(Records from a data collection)
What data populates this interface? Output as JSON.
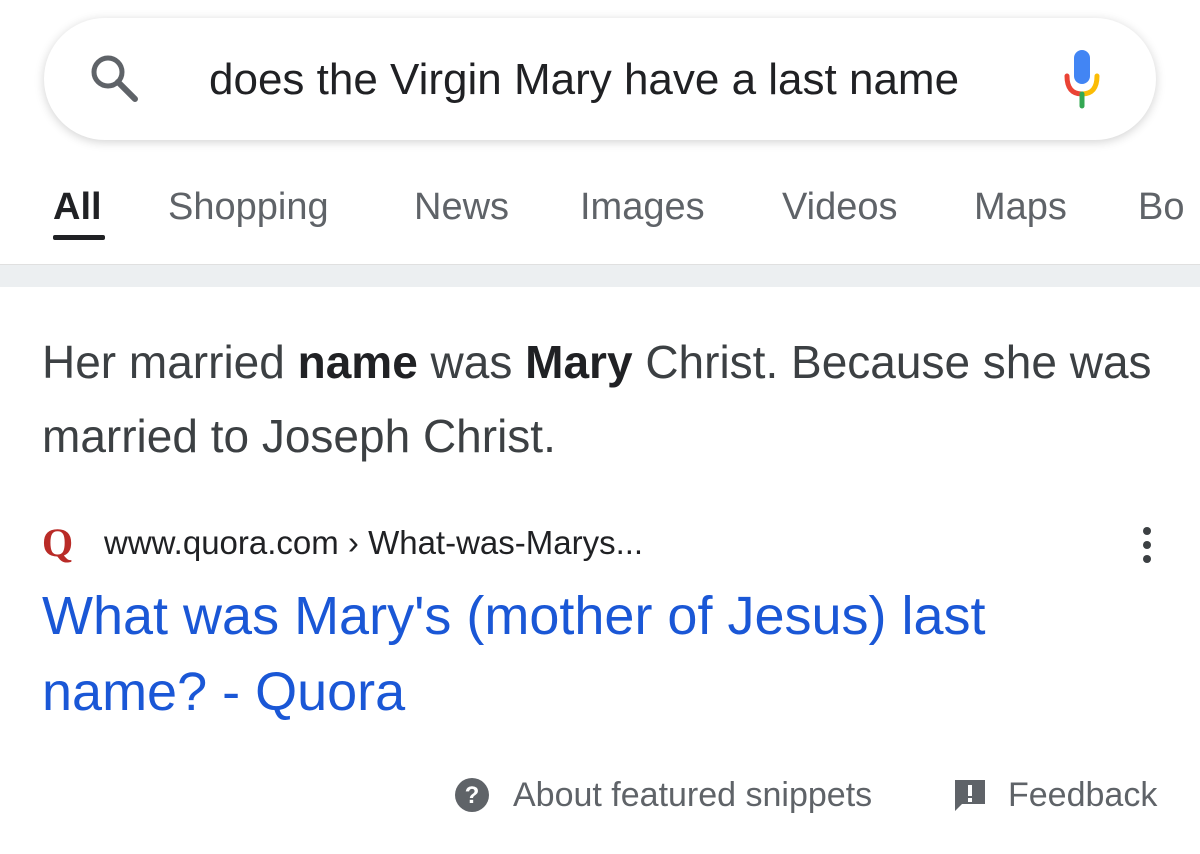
{
  "search": {
    "query": "does the Virgin Mary have a last name",
    "search_icon": "search-icon",
    "mic_icon": "microphone-icon"
  },
  "tabs": [
    {
      "label": "All",
      "active": true
    },
    {
      "label": "Shopping",
      "active": false
    },
    {
      "label": "News",
      "active": false
    },
    {
      "label": "Images",
      "active": false
    },
    {
      "label": "Videos",
      "active": false
    },
    {
      "label": "Maps",
      "active": false
    },
    {
      "label": "Bo",
      "active": false
    }
  ],
  "snippet": {
    "text_1": "Her married ",
    "bold_1": "name",
    "text_2": " was ",
    "bold_2": "Mary",
    "text_3": " Christ. Because she was married to Joseph Christ."
  },
  "result": {
    "source_logo": "Q",
    "url": "www.quora.com › What-was-Marys...",
    "title": "What was Mary's (mother of Jesus) last name? - Quora",
    "more_icon": "more-vert-icon"
  },
  "footer": {
    "about_label": "About featured snippets",
    "feedback_label": "Feedback"
  },
  "colors": {
    "link": "#1a57d6",
    "quora": "#b92b27",
    "mic_blue": "#4285f4",
    "mic_red": "#ea4335",
    "mic_yellow": "#fbbc05",
    "mic_green": "#34a853"
  }
}
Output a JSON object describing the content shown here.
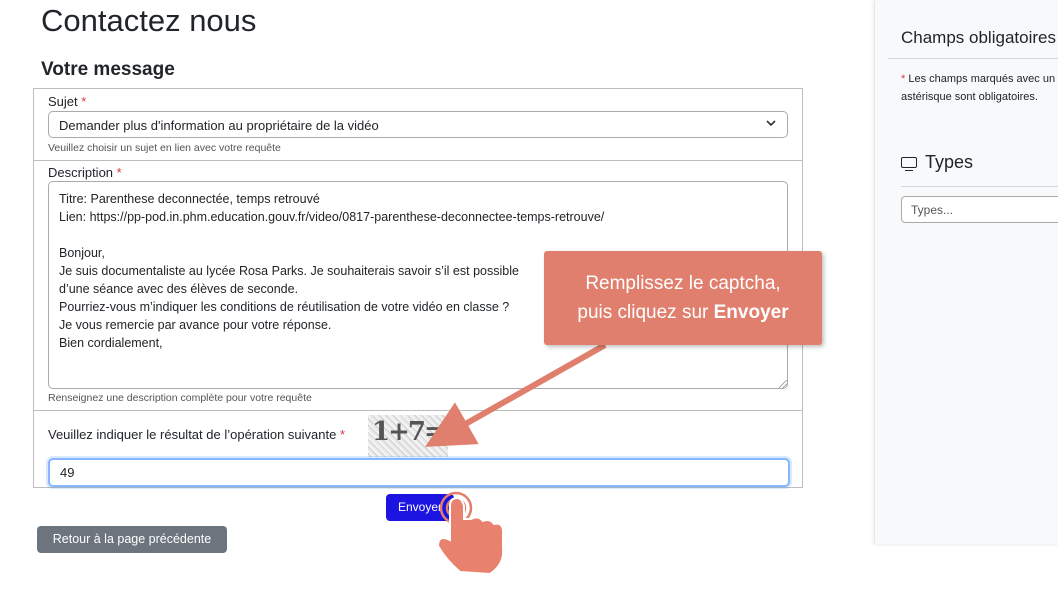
{
  "page": {
    "title": "Contactez nous",
    "section_title": "Votre message"
  },
  "form": {
    "subject_label": "Sujet",
    "subject_required": "*",
    "subject_value": "Demander plus d'information au propriétaire de la vidéo",
    "subject_hint": "Veuillez choisir un sujet en lien avec votre requête",
    "description_label": "Description",
    "description_required": "*",
    "description_value": "Titre: Parenthese deconnectée, temps retrouvé\nLien: https://pp-pod.in.phm.education.gouv.fr/video/0817-parenthese-deconnectee-temps-retrouve/\n\nBonjour,\nJe suis documentaliste au lycée Rosa Parks. Je souhaiterais savoir s’il est possible\nd’une séance avec des élèves de seconde.\nPourriez-vous m’indiquer les conditions de réutilisation de votre vidéo en classe ?\nJe vous remercie par avance pour votre réponse.\nBien cordialement,",
    "description_hint": "Renseignez une description complète pour votre requête",
    "captcha_label": "Veuillez indiquer le résultat de l’opération suivante",
    "captcha_required": "*",
    "captcha_image_text": "1+7=",
    "captcha_value": "49"
  },
  "buttons": {
    "send": "Envoyer",
    "back": "Retour à la page précédente"
  },
  "sidebar": {
    "required_title": "Champs obligatoires",
    "required_star": "*",
    "required_note": "Les champs marqués avec un astérisque sont obligatoires.",
    "types_title": "Types",
    "types_placeholder": "Types..."
  },
  "tutorial": {
    "callout_line1": "Remplissez le captcha,",
    "callout_line2_prefix": "puis cliquez sur",
    "callout_line2_bold": "Envoyer",
    "accent_color": "#e07f6d"
  },
  "colors": {
    "primary_button": "#1c14e0",
    "secondary_button": "#6c757d",
    "required": "#dc3545"
  }
}
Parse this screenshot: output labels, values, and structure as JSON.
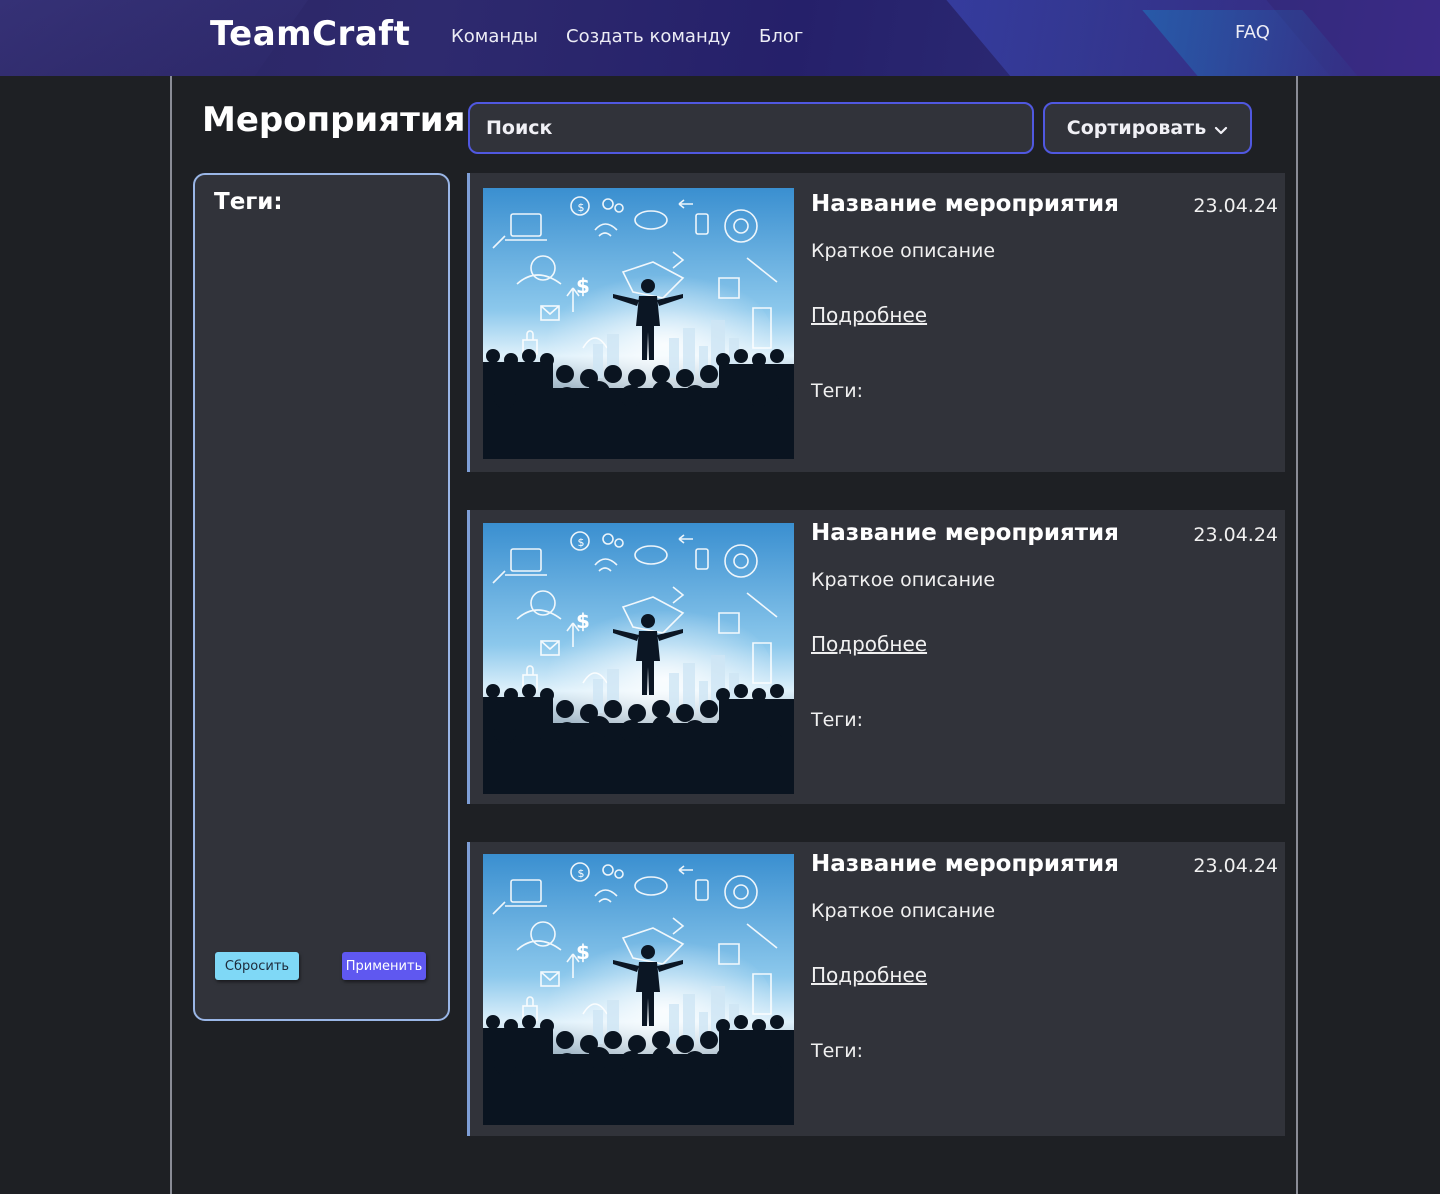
{
  "header": {
    "logo": "TeamCraft",
    "nav": [
      {
        "label": "Команды"
      },
      {
        "label": "Создать команду"
      },
      {
        "label": "Блог"
      }
    ],
    "faq": "FAQ"
  },
  "main": {
    "title": "Мероприятия",
    "search": {
      "placeholder": "Поиск"
    },
    "sort_label": "Сортировать"
  },
  "tags_panel": {
    "title": "Теги:",
    "reset_label": "Сбросить",
    "apply_label": "Применить"
  },
  "events": [
    {
      "title": "Название мероприятия",
      "date": "23.04.24",
      "description": "Краткое описание",
      "more": "Подробнее",
      "tags_label": "Теги:"
    },
    {
      "title": "Название мероприятия",
      "date": "23.04.24",
      "description": "Краткое описание",
      "more": "Подробнее",
      "tags_label": "Теги:"
    },
    {
      "title": "Название мероприятия",
      "date": "23.04.24",
      "description": "Краткое описание",
      "more": "Подробнее",
      "tags_label": "Теги:"
    }
  ],
  "colors": {
    "background": "#1e2024",
    "card": "#31333a",
    "accent_border": "#5058e0",
    "reset_button": "#7fd8f6",
    "apply_button": "#5f58f0"
  }
}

YOUR GOAL => Omitting all images, retype each line of the records precisely.

FULL OUTPUT =>
What data populates this interface? Output as JSON.
{
  "search": {
    "query": "does the Virgin Mary have a last name",
    "search_icon": "search-icon",
    "mic_icon": "microphone-icon"
  },
  "tabs": [
    {
      "label": "All",
      "active": true
    },
    {
      "label": "Shopping",
      "active": false
    },
    {
      "label": "News",
      "active": false
    },
    {
      "label": "Images",
      "active": false
    },
    {
      "label": "Videos",
      "active": false
    },
    {
      "label": "Maps",
      "active": false
    },
    {
      "label": "Bo",
      "active": false
    }
  ],
  "snippet": {
    "text_1": "Her married ",
    "bold_1": "name",
    "text_2": " was ",
    "bold_2": "Mary",
    "text_3": " Christ. Because she was married to Joseph Christ."
  },
  "result": {
    "source_logo": "Q",
    "url": "www.quora.com › What-was-Marys...",
    "title": "What was Mary's (mother of Jesus) last name? - Quora",
    "more_icon": "more-vert-icon"
  },
  "footer": {
    "about_label": "About featured snippets",
    "feedback_label": "Feedback"
  },
  "colors": {
    "link": "#1a57d6",
    "quora": "#b92b27",
    "mic_blue": "#4285f4",
    "mic_red": "#ea4335",
    "mic_yellow": "#fbbc05",
    "mic_green": "#34a853"
  }
}
Output a JSON object describing the content shown here.
{
  "page": {
    "title": "Contactez nous",
    "section_title": "Votre message"
  },
  "form": {
    "subject_label": "Sujet",
    "subject_required": "*",
    "subject_value": "Demander plus d'information au propriétaire de la vidéo",
    "subject_hint": "Veuillez choisir un sujet en lien avec votre requête",
    "description_label": "Description",
    "description_required": "*",
    "description_value": "Titre: Parenthese deconnectée, temps retrouvé\nLien: https://pp-pod.in.phm.education.gouv.fr/video/0817-parenthese-deconnectee-temps-retrouve/\n\nBonjour,\nJe suis documentaliste au lycée Rosa Parks. Je souhaiterais savoir s’il est possible\nd’une séance avec des élèves de seconde.\nPourriez-vous m’indiquer les conditions de réutilisation de votre vidéo en classe ?\nJe vous remercie par avance pour votre réponse.\nBien cordialement,",
    "description_hint": "Renseignez une description complète pour votre requête",
    "captcha_label": "Veuillez indiquer le résultat de l’opération suivante",
    "captcha_required": "*",
    "captcha_image_text": "1+7=",
    "captcha_value": "49"
  },
  "buttons": {
    "send": "Envoyer",
    "back": "Retour à la page précédente"
  },
  "sidebar": {
    "required_title": "Champs obligatoires",
    "required_star": "*",
    "required_note": "Les champs marqués avec un astérisque sont obligatoires.",
    "types_title": "Types",
    "types_placeholder": "Types..."
  },
  "tutorial": {
    "callout_line1": "Remplissez le captcha,",
    "callout_line2_prefix": "puis cliquez sur",
    "callout_line2_bold": "Envoyer",
    "accent_color": "#e07f6d"
  },
  "colors": {
    "primary_button": "#1c14e0",
    "secondary_button": "#6c757d",
    "required": "#dc3545"
  }
}
Parse this screenshot: output labels, values, and structure as JSON.
{
  "header": {
    "logo": "TeamCraft",
    "nav": [
      {
        "label": "Команды"
      },
      {
        "label": "Создать команду"
      },
      {
        "label": "Блог"
      }
    ],
    "faq": "FAQ"
  },
  "main": {
    "title": "Мероприятия",
    "search": {
      "placeholder": "Поиск"
    },
    "sort_label": "Сортировать"
  },
  "tags_panel": {
    "title": "Теги:",
    "reset_label": "Сбросить",
    "apply_label": "Применить"
  },
  "events": [
    {
      "title": "Название мероприятия",
      "date": "23.04.24",
      "description": "Краткое описание",
      "more": "Подробнее",
      "tags_label": "Теги:"
    },
    {
      "title": "Название мероприятия",
      "date": "23.04.24",
      "description": "Краткое описание",
      "more": "Подробнее",
      "tags_label": "Теги:"
    },
    {
      "title": "Название мероприятия",
      "date": "23.04.24",
      "description": "Краткое описание",
      "more": "Подробнее",
      "tags_label": "Теги:"
    }
  ],
  "colors": {
    "background": "#1e2024",
    "card": "#31333a",
    "accent_border": "#5058e0",
    "reset_button": "#7fd8f6",
    "apply_button": "#5f58f0"
  }
}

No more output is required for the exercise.